>>>
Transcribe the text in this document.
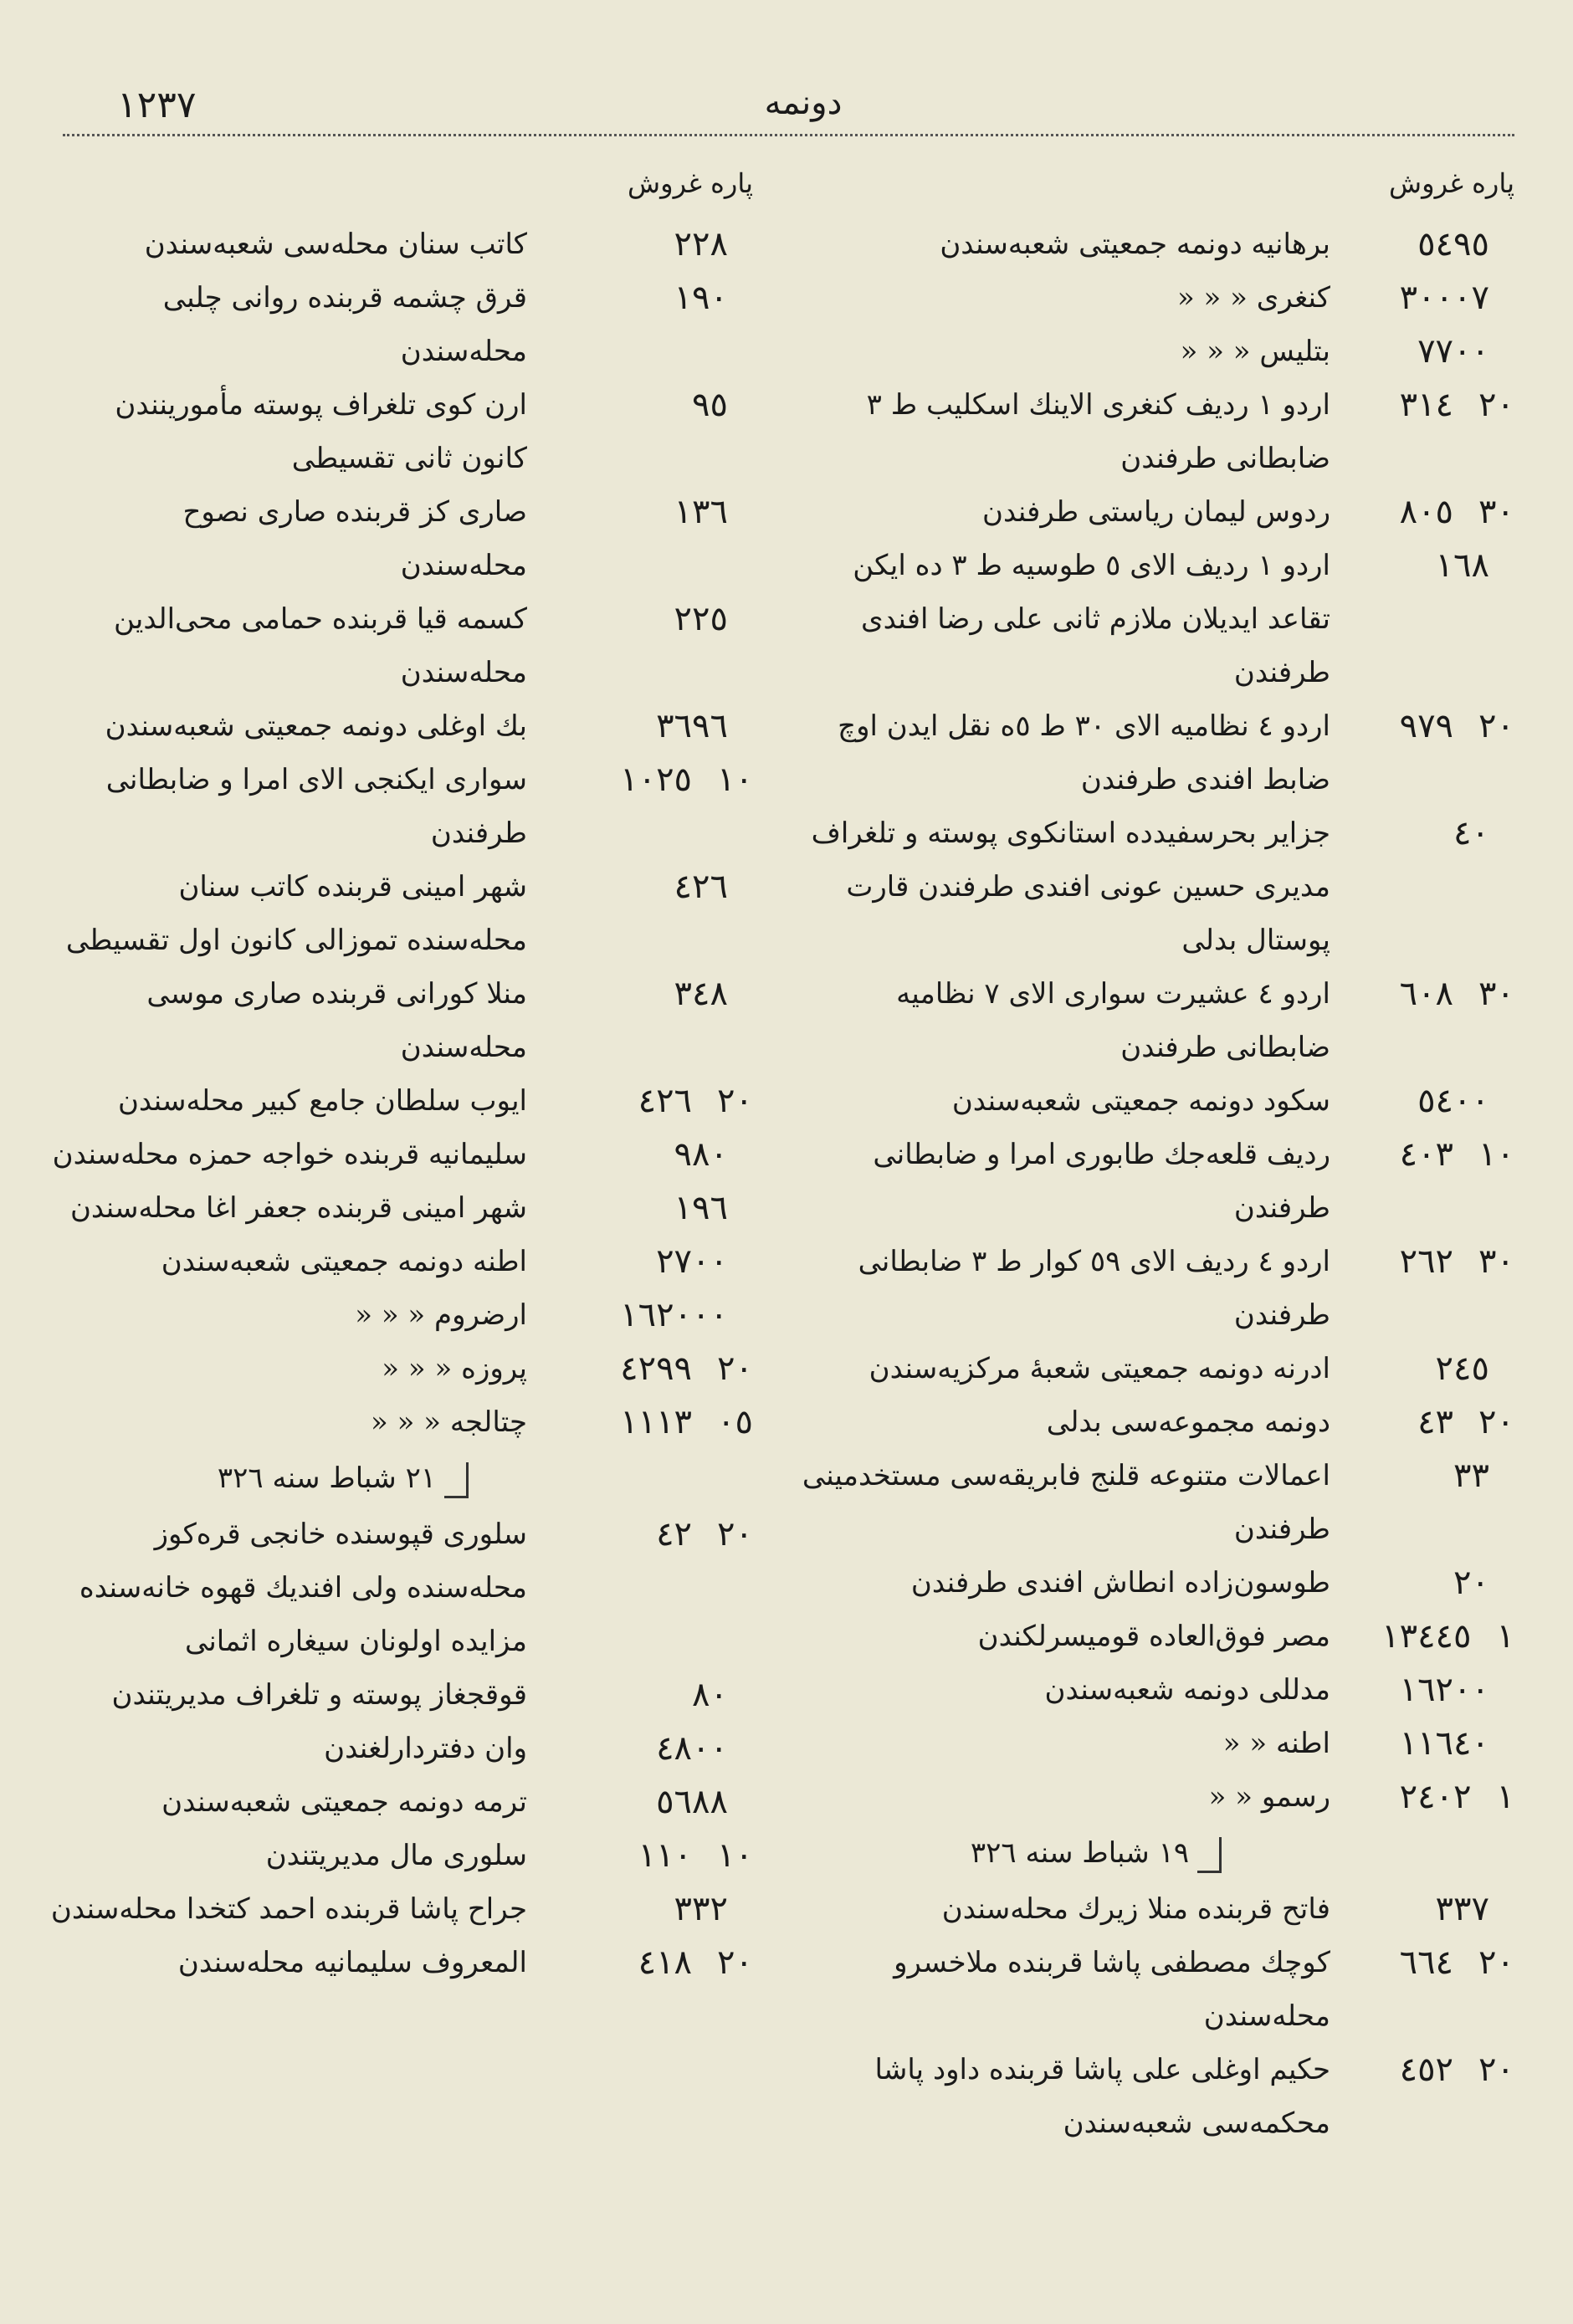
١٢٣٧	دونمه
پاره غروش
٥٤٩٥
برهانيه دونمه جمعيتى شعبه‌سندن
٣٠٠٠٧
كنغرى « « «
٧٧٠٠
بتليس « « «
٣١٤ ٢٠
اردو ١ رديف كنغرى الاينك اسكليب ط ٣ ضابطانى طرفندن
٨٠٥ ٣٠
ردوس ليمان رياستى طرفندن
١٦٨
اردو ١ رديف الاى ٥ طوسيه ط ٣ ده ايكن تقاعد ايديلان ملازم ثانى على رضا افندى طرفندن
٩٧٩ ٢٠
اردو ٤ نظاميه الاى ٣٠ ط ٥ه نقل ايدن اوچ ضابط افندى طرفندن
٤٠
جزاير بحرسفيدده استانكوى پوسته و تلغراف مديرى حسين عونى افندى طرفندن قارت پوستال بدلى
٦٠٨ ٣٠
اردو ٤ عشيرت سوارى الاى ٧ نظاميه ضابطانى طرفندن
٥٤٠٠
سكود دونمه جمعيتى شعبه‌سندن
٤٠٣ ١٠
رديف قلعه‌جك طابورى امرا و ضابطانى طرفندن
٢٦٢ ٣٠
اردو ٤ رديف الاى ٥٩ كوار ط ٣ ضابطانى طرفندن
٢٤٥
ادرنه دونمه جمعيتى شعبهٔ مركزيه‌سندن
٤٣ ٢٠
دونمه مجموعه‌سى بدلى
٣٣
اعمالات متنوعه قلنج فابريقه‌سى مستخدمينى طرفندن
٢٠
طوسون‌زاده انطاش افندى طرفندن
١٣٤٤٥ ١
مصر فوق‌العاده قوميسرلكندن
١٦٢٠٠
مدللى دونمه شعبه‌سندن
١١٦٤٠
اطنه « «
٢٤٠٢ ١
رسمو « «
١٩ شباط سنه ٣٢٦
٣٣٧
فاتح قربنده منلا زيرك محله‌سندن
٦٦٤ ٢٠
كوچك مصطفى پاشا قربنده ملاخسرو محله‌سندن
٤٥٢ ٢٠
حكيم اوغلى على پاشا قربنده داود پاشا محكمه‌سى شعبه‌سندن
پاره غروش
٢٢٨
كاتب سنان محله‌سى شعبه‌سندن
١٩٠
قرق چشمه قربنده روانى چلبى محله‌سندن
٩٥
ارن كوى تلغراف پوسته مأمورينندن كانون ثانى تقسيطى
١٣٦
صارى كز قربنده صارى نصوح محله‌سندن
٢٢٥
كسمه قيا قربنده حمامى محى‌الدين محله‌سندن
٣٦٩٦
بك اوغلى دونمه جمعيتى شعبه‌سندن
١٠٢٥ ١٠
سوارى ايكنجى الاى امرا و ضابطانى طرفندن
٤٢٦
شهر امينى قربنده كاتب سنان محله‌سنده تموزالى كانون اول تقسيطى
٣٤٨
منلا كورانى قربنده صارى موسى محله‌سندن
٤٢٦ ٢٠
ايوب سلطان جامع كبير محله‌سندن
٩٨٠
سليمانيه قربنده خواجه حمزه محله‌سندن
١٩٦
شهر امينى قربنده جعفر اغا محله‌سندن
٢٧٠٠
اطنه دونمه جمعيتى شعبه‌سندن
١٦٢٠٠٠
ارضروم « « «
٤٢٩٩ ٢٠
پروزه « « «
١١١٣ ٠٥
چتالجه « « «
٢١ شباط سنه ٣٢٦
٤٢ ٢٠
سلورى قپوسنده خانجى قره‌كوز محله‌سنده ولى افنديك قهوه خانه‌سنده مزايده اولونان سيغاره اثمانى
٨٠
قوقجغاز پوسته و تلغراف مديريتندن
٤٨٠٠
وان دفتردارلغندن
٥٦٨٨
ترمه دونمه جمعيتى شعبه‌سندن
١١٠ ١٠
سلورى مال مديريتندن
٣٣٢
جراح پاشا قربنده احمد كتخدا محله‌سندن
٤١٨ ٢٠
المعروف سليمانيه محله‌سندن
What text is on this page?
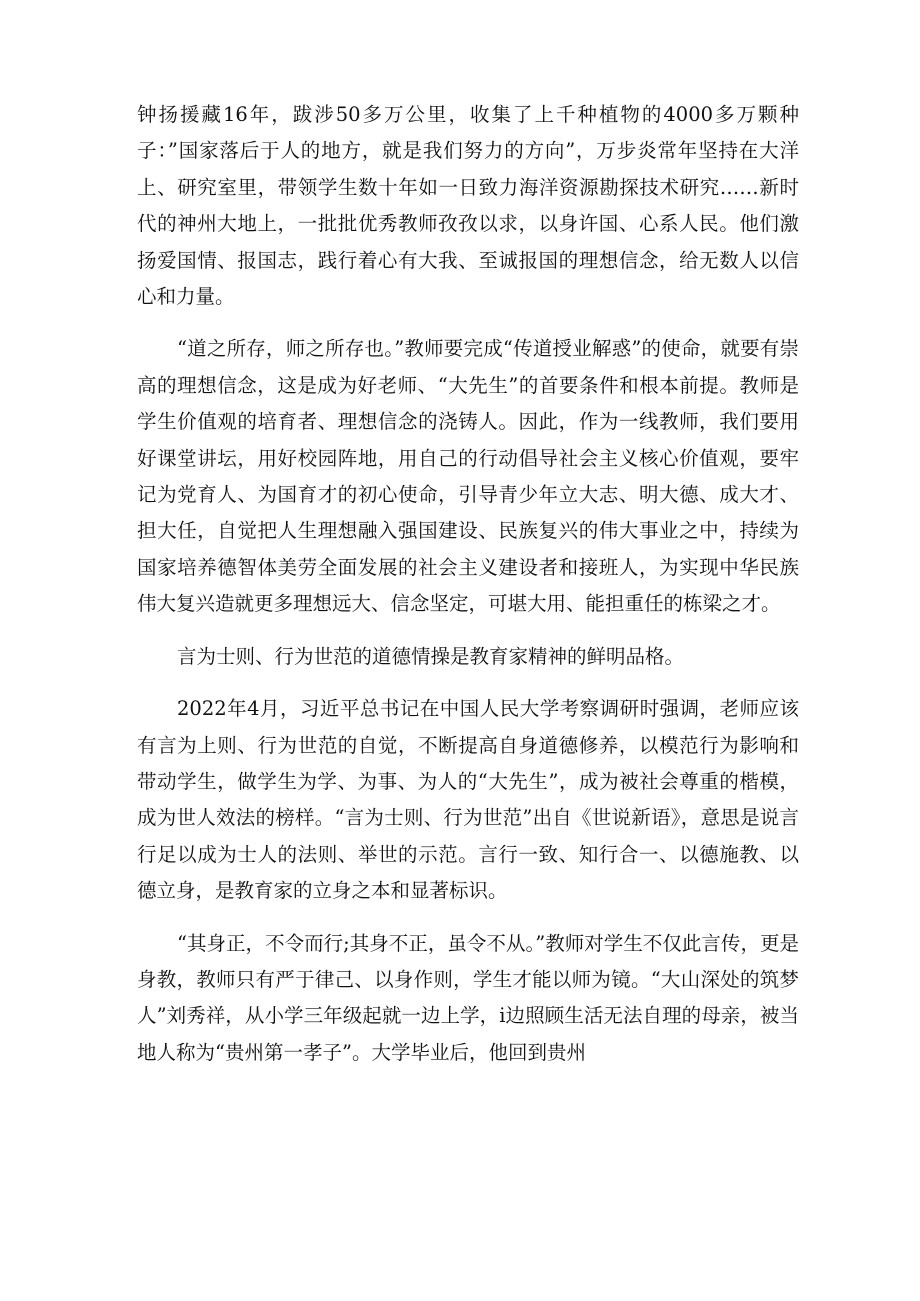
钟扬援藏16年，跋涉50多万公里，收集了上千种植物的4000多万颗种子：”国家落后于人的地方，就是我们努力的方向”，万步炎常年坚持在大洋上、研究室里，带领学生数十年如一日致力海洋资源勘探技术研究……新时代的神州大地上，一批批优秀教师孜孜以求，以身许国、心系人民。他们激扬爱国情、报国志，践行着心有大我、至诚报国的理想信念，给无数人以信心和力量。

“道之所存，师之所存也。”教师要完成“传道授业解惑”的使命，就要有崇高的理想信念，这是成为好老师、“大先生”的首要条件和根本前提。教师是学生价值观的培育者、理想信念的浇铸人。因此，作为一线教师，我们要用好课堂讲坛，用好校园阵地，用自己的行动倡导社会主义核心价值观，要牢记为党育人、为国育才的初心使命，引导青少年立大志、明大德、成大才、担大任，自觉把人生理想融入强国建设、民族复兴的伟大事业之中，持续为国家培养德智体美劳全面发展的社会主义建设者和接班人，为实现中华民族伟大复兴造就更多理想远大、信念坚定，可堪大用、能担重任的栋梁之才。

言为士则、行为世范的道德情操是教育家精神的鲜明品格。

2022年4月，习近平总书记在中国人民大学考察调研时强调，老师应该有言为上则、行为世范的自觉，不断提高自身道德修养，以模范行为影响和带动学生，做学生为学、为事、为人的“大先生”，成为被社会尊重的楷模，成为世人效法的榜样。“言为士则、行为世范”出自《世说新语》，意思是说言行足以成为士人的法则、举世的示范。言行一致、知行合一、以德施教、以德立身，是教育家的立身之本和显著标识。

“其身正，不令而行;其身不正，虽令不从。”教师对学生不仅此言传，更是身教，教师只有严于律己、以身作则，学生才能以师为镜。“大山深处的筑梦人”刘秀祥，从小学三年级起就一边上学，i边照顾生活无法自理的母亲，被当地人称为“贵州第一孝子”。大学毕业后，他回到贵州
<<<
## Problem statement:
Give only the count of lines in the data that include the string "ضابطانى".

## Correct result:
5